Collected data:
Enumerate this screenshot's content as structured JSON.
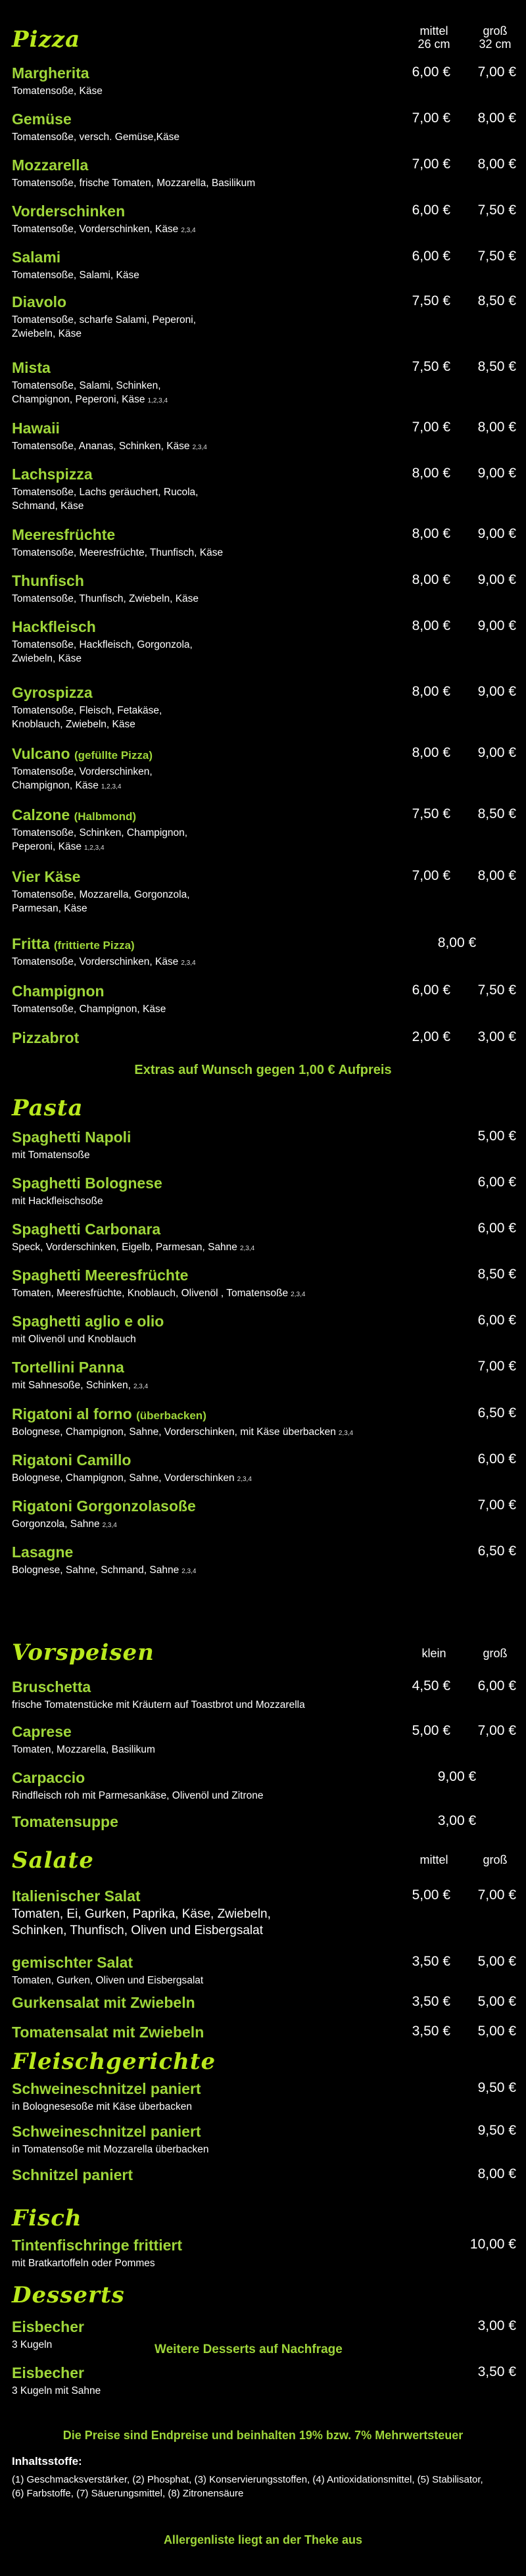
{
  "pizza": {
    "title": "Pizza",
    "col1": "mittel\n26 cm",
    "col2": "groß\n32 cm",
    "items": [
      {
        "name": "Margherita",
        "desc": "Tomatensoße, Käse",
        "note": "",
        "p1": "6,00 €",
        "p2": "7,00 €"
      },
      {
        "name": "Gemüse",
        "desc": "Tomatensoße, versch. Gemüse,Käse",
        "note": "",
        "p1": "7,00 €",
        "p2": "8,00 €"
      },
      {
        "name": "Mozzarella",
        "desc": "Tomatensoße, frische Tomaten, Mozzarella, Basilikum",
        "note": "",
        "p1": "7,00 €",
        "p2": "8,00 €"
      },
      {
        "name": "Vorderschinken",
        "desc": "Tomatensoße, Vorderschinken, Käse",
        "note": "2,3,4",
        "p1": "6,00 €",
        "p2": "7,50 €"
      },
      {
        "name": "Salami",
        "desc": "Tomatensoße, Salami, Käse",
        "note": "",
        "p1": "6,00 €",
        "p2": "7,50 €"
      },
      {
        "name": "Diavolo",
        "desc": "Tomatensoße, scharfe Salami, Peperoni,\nZwiebeln, Käse",
        "note": "",
        "p1": "7,50 €",
        "p2": "8,50 €"
      },
      {
        "name": "Mista",
        "desc": "Tomatensoße, Salami, Schinken,\nChampignon, Peperoni, Käse",
        "note": "1,2,3,4",
        "p1": "7,50 €",
        "p2": "8,50 €"
      },
      {
        "name": "Hawaii",
        "desc": "Tomatensoße, Ananas, Schinken, Käse",
        "note": "2,3,4",
        "p1": "7,00 €",
        "p2": "8,00 €"
      },
      {
        "name": "Lachspizza",
        "desc": "Tomatensoße, Lachs geräuchert, Rucola,\nSchmand, Käse",
        "note": "",
        "p1": "8,00 €",
        "p2": "9,00 €"
      },
      {
        "name": "Meeresfrüchte",
        "desc": "Tomatensoße, Meeresfrüchte, Thunfisch, Käse",
        "note": "",
        "p1": "8,00 €",
        "p2": "9,00 €"
      },
      {
        "name": "Thunfisch",
        "desc": "Tomatensoße, Thunfisch, Zwiebeln, Käse",
        "note": "",
        "p1": "8,00 €",
        "p2": "9,00 €"
      },
      {
        "name": "Hackfleisch",
        "desc": "Tomatensoße, Hackfleisch, Gorgonzola,\nZwiebeln, Käse",
        "note": "",
        "p1": "8,00 €",
        "p2": "9,00 €"
      },
      {
        "name": "Gyrospizza",
        "desc": "Tomatensoße, Fleisch, Fetakäse,\nKnoblauch, Zwiebeln, Käse",
        "note": "",
        "p1": "8,00 €",
        "p2": "9,00 €"
      },
      {
        "name": "Vulcano",
        "sub": "(gefüllte Pizza)",
        "desc": "Tomatensoße, Vorderschinken,\nChampignon, Käse",
        "note": "1,2,3,4",
        "p1": "8,00 €",
        "p2": "9,00 €"
      },
      {
        "name": "Calzone",
        "sub": "(Halbmond)",
        "desc": "Tomatensoße, Schinken, Champignon,\nPeperoni, Käse",
        "note": "1,2,3,4",
        "p1": "7,50 €",
        "p2": "8,50 €"
      },
      {
        "name": "Vier Käse",
        "desc": "Tomatensoße, Mozzarella, Gorgonzola,\nParmesan, Käse",
        "note": "",
        "p1": "7,00 €",
        "p2": "8,00 €"
      },
      {
        "name": "Fritta",
        "sub": "(frittierte Pizza)",
        "desc": "Tomatensoße, Vorderschinken, Käse",
        "note": "2,3,4",
        "pc": "8,00 €"
      },
      {
        "name": "Champignon",
        "desc": "Tomatensoße, Champignon, Käse",
        "note": "",
        "p1": "6,00 €",
        "p2": "7,50 €"
      },
      {
        "name": "Pizzabrot",
        "desc": "",
        "note": "",
        "p1": "2,00 €",
        "p2": "3,00 €"
      }
    ],
    "extras": "Extras auf Wunsch gegen 1,00 € Aufpreis"
  },
  "pasta": {
    "title": "Pasta",
    "items": [
      {
        "name": "Spaghetti Napoli",
        "desc": "mit Tomatensoße",
        "note": "",
        "p": "5,00 €"
      },
      {
        "name": "Spaghetti Bolognese",
        "desc": "mit Hackfleischsoße",
        "note": "",
        "p": "6,00 €"
      },
      {
        "name": "Spaghetti Carbonara",
        "desc": "Speck, Vorderschinken, Eigelb, Parmesan, Sahne",
        "note": "2,3,4",
        "p": "6,00 €"
      },
      {
        "name": "Spaghetti Meeresfrüchte",
        "desc": "Tomaten, Meeresfrüchte, Knoblauch, Olivenöl ,  Tomatensoße",
        "note": "2,3,4",
        "p": "8,50 €"
      },
      {
        "name": "Spaghetti aglio e olio",
        "desc": "mit Olivenöl und Knoblauch",
        "note": "",
        "p": "6,00 €"
      },
      {
        "name": "Tortellini Panna",
        "desc": "mit Sahnesoße, Schinken,",
        "note": "2,3,4",
        "p": "7,00 €"
      },
      {
        "name": "Rigatoni al forno",
        "sub": "(überbacken)",
        "desc": "Bolognese, Champignon, Sahne, Vorderschinken, mit Käse überbacken",
        "note": "2,3,4",
        "p": "6,50 €"
      },
      {
        "name": "Rigatoni Camillo",
        "desc": "Bolognese, Champignon, Sahne, Vorderschinken",
        "note": "2,3,4",
        "p": "6,00 €"
      },
      {
        "name": "Rigatoni Gorgonzolasoße",
        "desc": "Gorgonzola, Sahne",
        "note": "2,3,4",
        "p": "7,00 €"
      },
      {
        "name": "Lasagne",
        "desc": "Bolognese, Sahne, Schmand, Sahne",
        "note": "2,3,4",
        "p": "6,50 €"
      }
    ]
  },
  "vorspeisen": {
    "title": "Vorspeisen",
    "col1": "klein",
    "col2": "groß",
    "items": [
      {
        "name": "Bruschetta",
        "desc": "frische Tomatenstücke mit Kräutern auf Toastbrot und Mozzarella",
        "p1": "4,50 €",
        "p2": "6,00 €"
      },
      {
        "name": "Caprese",
        "desc": "Tomaten, Mozzarella, Basilikum",
        "p1": "5,00 €",
        "p2": "7,00 €"
      },
      {
        "name": "Carpaccio",
        "desc": "Rindfleisch roh mit Parmesankäse, Olivenöl und Zitrone",
        "pc": "9,00 €"
      },
      {
        "name": "Tomatensuppe",
        "desc": "",
        "pc": "3,00 €"
      }
    ]
  },
  "salate": {
    "title": "Salate",
    "col1": "mittel",
    "col2": "groß",
    "items": [
      {
        "name": "Italienischer Salat",
        "desc": "Tomaten, Ei, Gurken, Paprika, Käse, Zwiebeln,\nSchinken, Thunfisch, Oliven und Eisbergsalat",
        "p1": "5,00 €",
        "p2": "7,00 €"
      },
      {
        "name": "gemischter Salat",
        "desc": "Tomaten, Gurken, Oliven und Eisbergsalat",
        "p1": "3,50 €",
        "p2": "5,00 €"
      },
      {
        "name": "Gurkensalat mit Zwiebeln",
        "desc": "",
        "p1": "3,50 €",
        "p2": "5,00 €"
      },
      {
        "name": "Tomatensalat mit Zwiebeln",
        "desc": "",
        "p1": "3,50 €",
        "p2": "5,00 €"
      }
    ]
  },
  "fleisch": {
    "title": "Fleischgerichte",
    "items": [
      {
        "name": "Schweineschnitzel paniert",
        "desc": "in Bolognesesoße mit Käse überbacken",
        "p": "9,50 €"
      },
      {
        "name": "Schweineschnitzel paniert",
        "desc": "in Tomatensoße mit Mozzarella überbacken",
        "p": "9,50 €"
      },
      {
        "name": "Schnitzel paniert",
        "desc": "",
        "p": "8,00 €"
      }
    ]
  },
  "fisch": {
    "title": "Fisch",
    "items": [
      {
        "name": "Tintenfischringe frittiert",
        "desc": "mit Bratkartoffeln oder Pommes",
        "p": "10,00 €"
      }
    ]
  },
  "desserts": {
    "title": "Desserts",
    "items": [
      {
        "name": "Eisbecher",
        "desc": "3 Kugeln",
        "p": "3,00 €"
      },
      {
        "name": "Eisbecher",
        "desc": "3 Kugeln mit Sahne",
        "p": "3,50 €"
      }
    ],
    "more": "Weitere Desserts auf Nachfrage"
  },
  "footer": {
    "prices": "Die Preise sind Endpreise und beinhalten 19% bzw. 7% Mehrwertsteuer",
    "additives_title": "Inhaltsstoffe:",
    "additives": "(1) Geschmacksverstärker, (2) Phosphat, (3) Konservierungsstoffen, (4) Antioxidationsmittel, (5) Stabilisator,\n(6) Farbstoffe, (7) Säuerungsmittel, (8) Zitronensäure",
    "allergens": "Allergenliste liegt an der Theke aus"
  },
  "colors": {
    "background": "#000000",
    "heading": "#b9e81d",
    "name": "#9fd63a",
    "text": "#ffffff"
  }
}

What you have to do: State the number of lines in the data that include the string "Kugeln", and add nothing else.

The output: 2